### EXTRACTED MATERIAL ###
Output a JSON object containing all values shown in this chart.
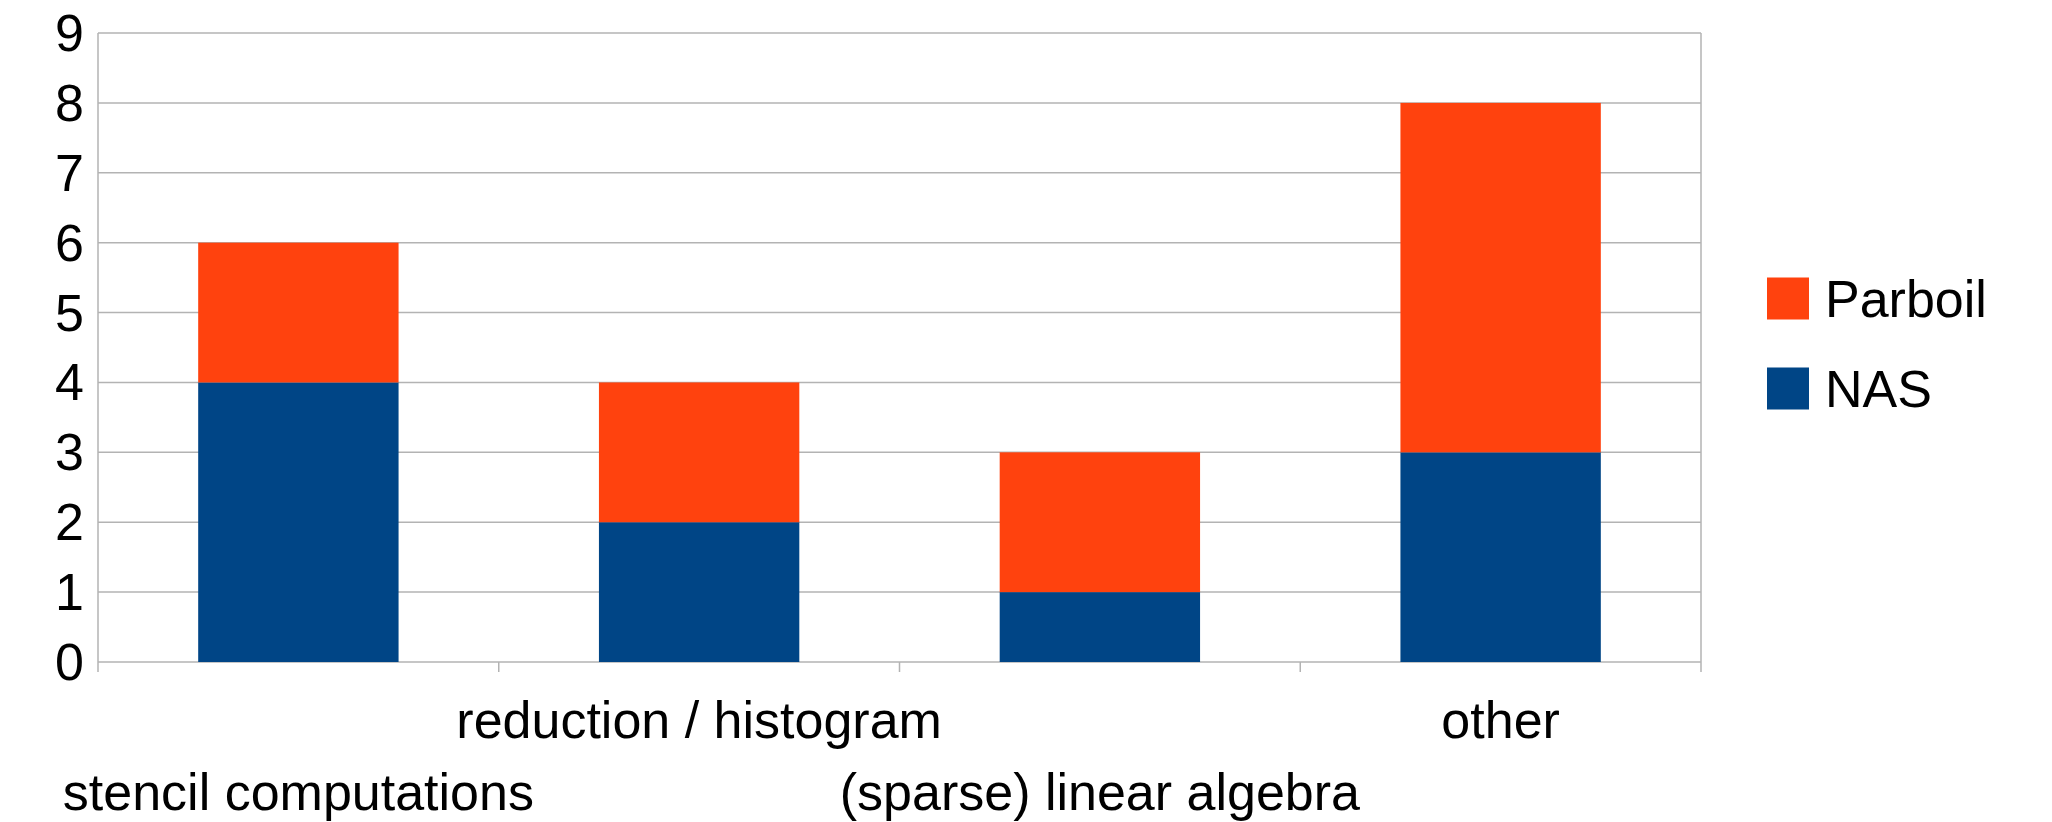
{
  "chart_data": {
    "type": "bar",
    "stacked": true,
    "categories": [
      "stencil computations",
      "reduction / histogram",
      "(sparse) linear algebra",
      "other"
    ],
    "series": [
      {
        "name": "NAS",
        "color": "#004586",
        "values": [
          4,
          2,
          1,
          3
        ]
      },
      {
        "name": "Parboil",
        "color": "#ff420e",
        "values": [
          2,
          2,
          2,
          5
        ]
      }
    ],
    "ylim": [
      0,
      9
    ],
    "yticks": [
      0,
      1,
      2,
      3,
      4,
      5,
      6,
      7,
      8,
      9
    ],
    "grid": "y",
    "legend": "right"
  }
}
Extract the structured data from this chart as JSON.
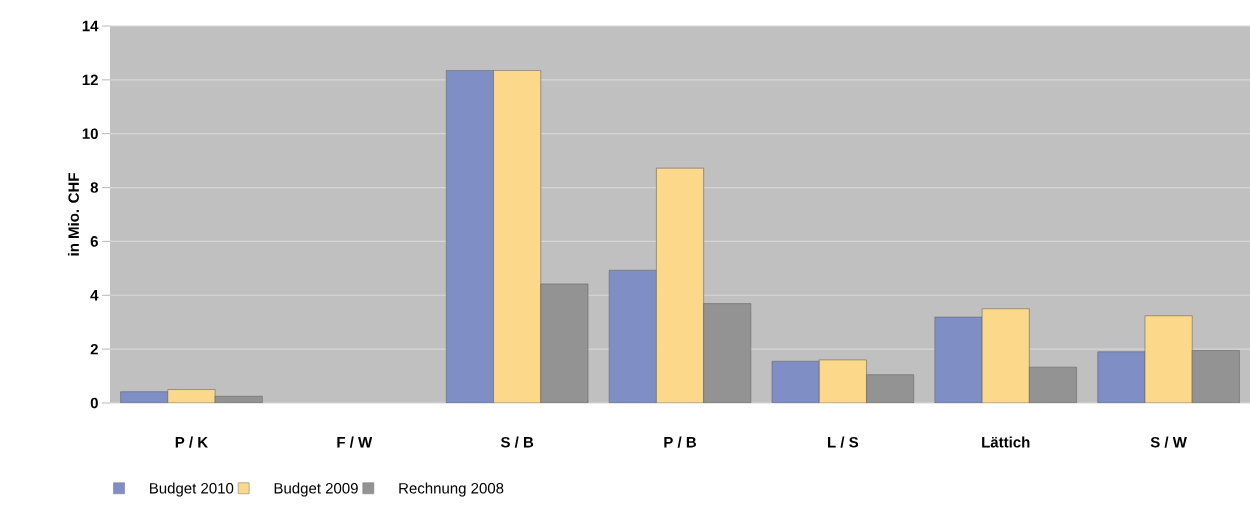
{
  "chart_data": {
    "type": "bar",
    "ylabel": "in Mio. CHF",
    "categories": [
      "P / K",
      "F / W",
      "S / B",
      "P / B",
      "L / S",
      "Lättich",
      "S / W"
    ],
    "series": [
      {
        "name": "Budget 2010",
        "color": "#7f8fc6",
        "values": [
          0.42,
          null,
          12.35,
          4.93,
          1.55,
          3.19,
          1.9
        ]
      },
      {
        "name": "Budget 2009",
        "color": "#fcd98a",
        "values": [
          0.5,
          null,
          12.35,
          8.72,
          1.6,
          3.5,
          3.24
        ]
      },
      {
        "name": "Rechnung 2008",
        "color": "#939393",
        "values": [
          0.25,
          null,
          4.42,
          3.69,
          1.05,
          1.33,
          1.95
        ]
      }
    ],
    "ylim": [
      0,
      14
    ],
    "yticks": [
      0,
      2,
      4,
      6,
      8,
      10,
      12,
      14
    ],
    "grid": "y",
    "legend": "bottom left"
  }
}
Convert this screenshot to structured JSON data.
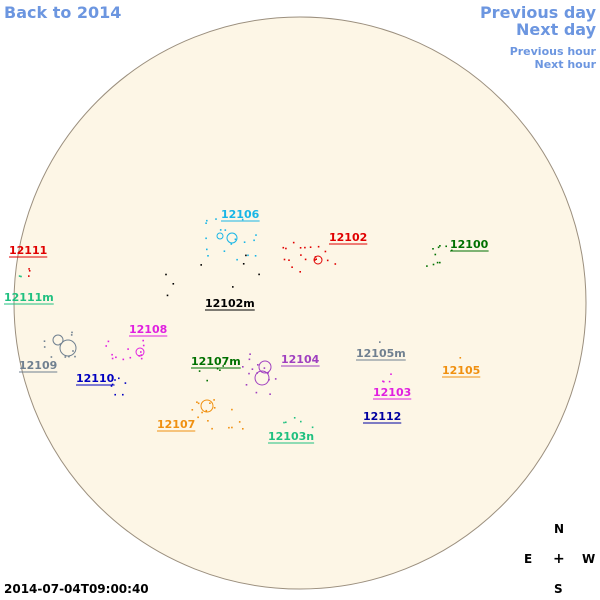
{
  "nav": {
    "back": "Back to 2014",
    "previous_day": "Previous day",
    "next_day": "Next day",
    "previous_hour": "Previous hour",
    "next_hour": "Next hour"
  },
  "timestamp": "2014-07-04T09:00:40",
  "compass": {
    "north": "N",
    "south": "S",
    "east": "E",
    "west": "W",
    "center": "+"
  },
  "colors": {
    "disk_fill": "#fdf6e6",
    "disk_stroke": "#9b8f7e",
    "nav_link": "#6c96e0"
  },
  "regions": [
    {
      "id": "12106",
      "label": "12106",
      "color": "#19b6e6"
    },
    {
      "id": "12102",
      "label": "12102",
      "color": "#e00000"
    },
    {
      "id": "12100",
      "label": "12100",
      "color": "#007000"
    },
    {
      "id": "12111",
      "label": "12111",
      "color": "#e00000"
    },
    {
      "id": "12111m",
      "label": "12111m",
      "color": "#20c080"
    },
    {
      "id": "12102m",
      "label": "12102m",
      "color": "#000000"
    },
    {
      "id": "12108",
      "label": "12108",
      "color": "#e020e0"
    },
    {
      "id": "12109",
      "label": "12109",
      "color": "#708090"
    },
    {
      "id": "12107m",
      "label": "12107m",
      "color": "#007000"
    },
    {
      "id": "12104",
      "label": "12104",
      "color": "#a040c0"
    },
    {
      "id": "12105m",
      "label": "12105m",
      "color": "#708090"
    },
    {
      "id": "12110",
      "label": "12110",
      "color": "#0000c0"
    },
    {
      "id": "12105",
      "label": "12105",
      "color": "#f09010"
    },
    {
      "id": "12103",
      "label": "12103",
      "color": "#e020e0"
    },
    {
      "id": "12112",
      "label": "12112",
      "color": "#0000a0"
    },
    {
      "id": "12107",
      "label": "12107",
      "color": "#f09010"
    },
    {
      "id": "12103n",
      "label": "12103n",
      "color": "#20c080"
    }
  ]
}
###
Filter the listing for the word "Previous" and copy every line that holds it.

    "previous_day": "Previous day",
    "previous_hour": "Previous hour",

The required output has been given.